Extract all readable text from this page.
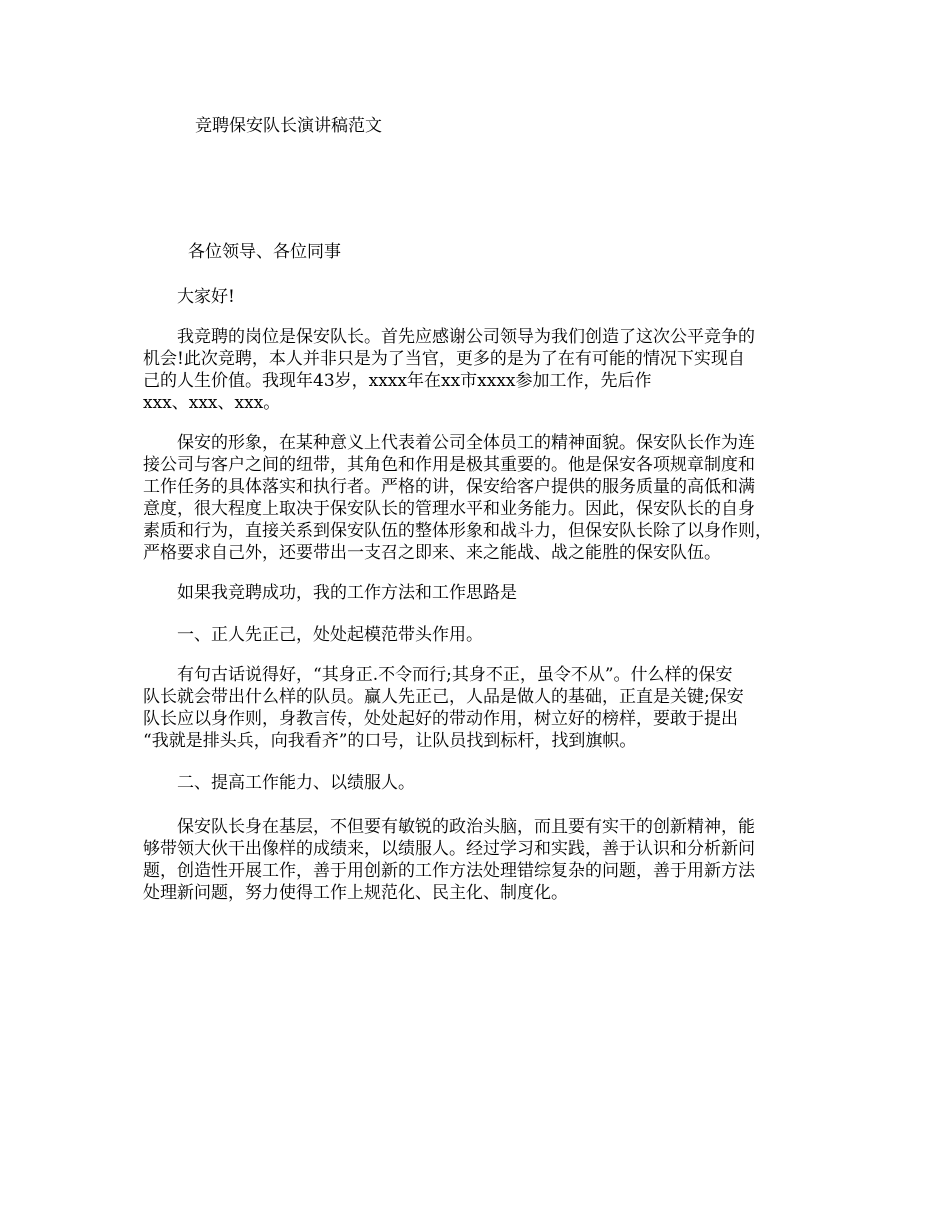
竞聘保安队长演讲稿范文
各位领导、各位同事
大家好!
我竞聘的岗位是保安队长。首先应感谢公司领导为我们创造了这次公平竞争的
机会!此次竞聘，本人并非只是为了当官，更多的是为了在有可能的情况下实现自
己的人生价值。我现年43岁，xxxx年在xx市xxxx参加工作，先后作
xxx、xxx、xxx。
保安的形象，在某种意义上代表着公司全体员工的精神面貌。保安队长作为连
接公司与客户之间的纽带，其角色和作用是极其重要的。他是保安各项规章制度和
工作任务的具体落实和执行者。严格的讲，保安给客户提供的服务质量的高低和满
意度，很大程度上取决于保安队长的管理水平和业务能力。因此，保安队长的自身
素质和行为，直接关系到保安队伍的整体形象和战斗力，但保安队长除了以身作则，
严格要求自己外，还要带出一支召之即来、来之能战、战之能胜的保安队伍。
如果我竞聘成功，我的工作方法和工作思路是
一、正人先正己，处处起模范带头作用。
有句古话说得好，“其身正.不令而行;其身不正，虽令不从”。什么样的保安
队长就会带出什么样的队员。赢人先正己，人品是做人的基础，正直是关键;保安
队长应以身作则，身教言传，处处起好的带动作用，树立好的榜样，要敢于提出
“我就是排头兵，向我看齐”的口号，让队员找到标杆，找到旗帜。
二、提高工作能力、以绩服人。
保安队长身在基层，不但要有敏锐的政治头脑，而且要有实干的创新精神，能
够带领大伙干出像样的成绩来，以绩服人。经过学习和实践，善于认识和分析新问
题，创造性开展工作，善于用创新的工作方法处理错综复杂的问题，善于用新方法
处理新问题，努力使得工作上规范化、民主化、制度化。
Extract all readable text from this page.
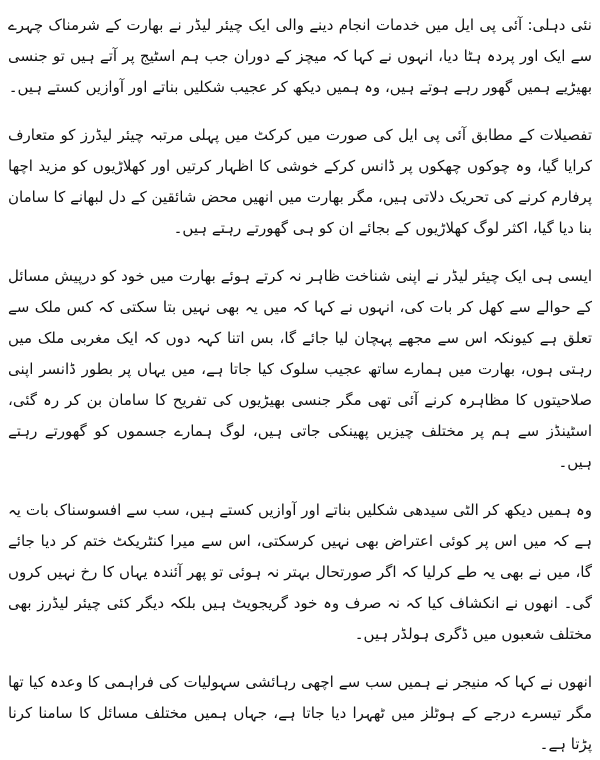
نئی دہلی: آئی پی ایل میں خدمات انجام دینے والی ایک چیئر لیڈر نے بھارت کے شرمناک چہرے سے ایک اور پردہ ہٹا دیا، انہوں نے کہا کہ میچز کے دوران جب ہم اسٹیج پر آتے ہیں تو جنسی بھیڑیے ہمیں گھور رہے ہوتے ہیں، وہ ہمیں دیکھ کر عجیب شکلیں بناتے اور آوازیں کستے ہیں۔

تفصیلات کے مطابق آئی پی ایل کی صورت میں کرکٹ میں پہلی مرتبہ چیئر لیڈرز کو متعارف کرایا گیا، وہ چوکوں چھکوں پر ڈانس کرکے خوشی کا اظہار کرتیں اور کھلاڑیوں کو مزید اچھا پرفارم کرنے کی تحریک دلاتی ہیں، مگر بھارت میں انھیں محض شائقین کے دل لبھانے کا سامان بنا دیا گیا، اکثر لوگ کھلاڑیوں کے بجائے ان کو ہی گھورتے رہتے ہیں۔

ایسی ہی ایک چیئر لیڈر نے اپنی شناخت ظاہر نہ کرتے ہوئے بھارت میں خود کو درپیش مسائل کے حوالے سے کھل کر بات کی، انہوں نے کہا کہ میں یہ بھی نہیں بتا سکتی کہ کس ملک سے تعلق ہے کیونکہ اس سے مجھے پہچان لیا جائے گا، بس اتنا کہہ دوں کہ ایک مغربی ملک میں رہتی ہوں، بھارت میں ہمارے ساتھ عجیب سلوک کیا جاتا ہے، میں یہاں پر بطور ڈانسر اپنی صلاحیتوں کا مظاہرہ کرنے آئی تھی مگر جنسی بھیڑیوں کی تفریح کا سامان بن کر رہ گئی، اسٹینڈز سے ہم پر مختلف چیزیں پھینکی جاتی ہیں، لوگ ہمارے جسموں کو گھورتے رہتے ہیں۔

وہ ہمیں دیکھ کر الٹی سیدھی شکلیں بناتے اور آوازیں کستے ہیں، سب سے افسوسناک بات یہ ہے کہ میں اس پر کوئی اعتراض بھی نہیں کرسکتی، اس سے میرا کنٹریکٹ ختم کر دیا جائے گا، میں نے بھی یہ طے کرلیا کہ اگر صورتحال بہتر نہ ہوئی تو پھر آئندہ یہاں کا رخ نہیں کروں گی۔ انھوں نے انکشاف کیا کہ نہ صرف وہ خود گریجویٹ ہیں بلکہ دیگر کئی چیئر لیڈرز بھی مختلف شعبوں میں ڈگری ہولڈر ہیں۔

انھوں نے کہا کہ منیجر نے ہمیں سب سے اچھی رہائشی سہولیات کی فراہمی کا وعدہ کیا تھا مگر تیسرے درجے کے ہوٹلز میں ٹھہرا دیا جاتا ہے، جہاں ہمیں مختلف مسائل کا سامنا کرنا پڑتا ہے۔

— PROBLEM DESCRIPTION —
Repeat the material above verbatim, with no pictures in the output.

— ANSWER TO THE TASK —
Extract all readable text from this page.
竞聘保安队长演讲稿范文
各位领导、各位同事
大家好!
我竞聘的岗位是保安队长。首先应感谢公司领导为我们创造了这次公平竞争的
机会!此次竞聘，本人并非只是为了当官，更多的是为了在有可能的情况下实现自
己的人生价值。我现年43岁，xxxx年在xx市xxxx参加工作，先后作
xxx、xxx、xxx。
保安的形象，在某种意义上代表着公司全体员工的精神面貌。保安队长作为连
接公司与客户之间的纽带，其角色和作用是极其重要的。他是保安各项规章制度和
工作任务的具体落实和执行者。严格的讲，保安给客户提供的服务质量的高低和满
意度，很大程度上取决于保安队长的管理水平和业务能力。因此，保安队长的自身
素质和行为，直接关系到保安队伍的整体形象和战斗力，但保安队长除了以身作则，
严格要求自己外，还要带出一支召之即来、来之能战、战之能胜的保安队伍。
如果我竞聘成功，我的工作方法和工作思路是
一、正人先正己，处处起模范带头作用。
有句古话说得好，“其身正.不令而行;其身不正，虽令不从”。什么样的保安
队长就会带出什么样的队员。赢人先正己，人品是做人的基础，正直是关键;保安
队长应以身作则，身教言传，处处起好的带动作用，树立好的榜样，要敢于提出
“我就是排头兵，向我看齐”的口号，让队员找到标杆，找到旗帜。
二、提高工作能力、以绩服人。
保安队长身在基层，不但要有敏锐的政治头脑，而且要有实干的创新精神，能
够带领大伙干出像样的成绩来，以绩服人。经过学习和实践，善于认识和分析新问
题，创造性开展工作，善于用创新的工作方法处理错综复杂的问题，善于用新方法
处理新问题，努力使得工作上规范化、民主化、制度化。
Extract all readable text from this page.
نئی دہلی: آئی پی ایل میں خدمات انجام دینے والی ایک چیئر لیڈر نے بھارت کے شرمناک چہرے سے ایک اور پردہ ہٹا دیا، انہوں نے کہا کہ میچز کے دوران جب ہم اسٹیج پر آتے ہیں تو جنسی بھیڑیے ہمیں گھور رہے ہوتے ہیں، وہ ہمیں دیکھ کر عجیب شکلیں بناتے اور آوازیں کستے ہیں۔

تفصیلات کے مطابق آئی پی ایل کی صورت میں کرکٹ میں پہلی مرتبہ چیئر لیڈرز کو متعارف کرایا گیا، وہ چوکوں چھکوں پر ڈانس کرکے خوشی کا اظہار کرتیں اور کھلاڑیوں کو مزید اچھا پرفارم کرنے کی تحریک دلاتی ہیں، مگر بھارت میں انھیں محض شائقین کے دل لبھانے کا سامان بنا دیا گیا، اکثر لوگ کھلاڑیوں کے بجائے ان کو ہی گھورتے رہتے ہیں۔

ایسی ہی ایک چیئر لیڈر نے اپنی شناخت ظاہر نہ کرتے ہوئے بھارت میں خود کو درپیش مسائل کے حوالے سے کھل کر بات کی، انہوں نے کہا کہ میں یہ بھی نہیں بتا سکتی کہ کس ملک سے تعلق ہے کیونکہ اس سے مجھے پہچان لیا جائے گا، بس اتنا کہہ دوں کہ ایک مغربی ملک میں رہتی ہوں، بھارت میں ہمارے ساتھ عجیب سلوک کیا جاتا ہے، میں یہاں پر بطور ڈانسر اپنی صلاحیتوں کا مظاہرہ کرنے آئی تھی مگر جنسی بھیڑیوں کی تفریح کا سامان بن کر رہ گئی، اسٹینڈز سے ہم پر مختلف چیزیں پھینکی جاتی ہیں، لوگ ہمارے جسموں کو گھورتے رہتے ہیں۔

وہ ہمیں دیکھ کر الٹی سیدھی شکلیں بناتے اور آوازیں کستے ہیں، سب سے افسوسناک بات یہ ہے کہ میں اس پر کوئی اعتراض بھی نہیں کرسکتی، اس سے میرا کنٹریکٹ ختم کر دیا جائے گا، میں نے بھی یہ طے کرلیا کہ اگر صورتحال بہتر نہ ہوئی تو پھر آئندہ یہاں کا رخ نہیں کروں گی۔ انھوں نے انکشاف کیا کہ نہ صرف وہ خود گریجویٹ ہیں بلکہ دیگر کئی چیئر لیڈرز بھی مختلف شعبوں میں ڈگری ہولڈر ہیں۔

انھوں نے کہا کہ منیجر نے ہمیں سب سے اچھی رہائشی سہولیات کی فراہمی کا وعدہ کیا تھا مگر تیسرے درجے کے ہوٹلز میں ٹھہرا دیا جاتا ہے، جہاں ہمیں مختلف مسائل کا سامنا کرنا پڑتا ہے۔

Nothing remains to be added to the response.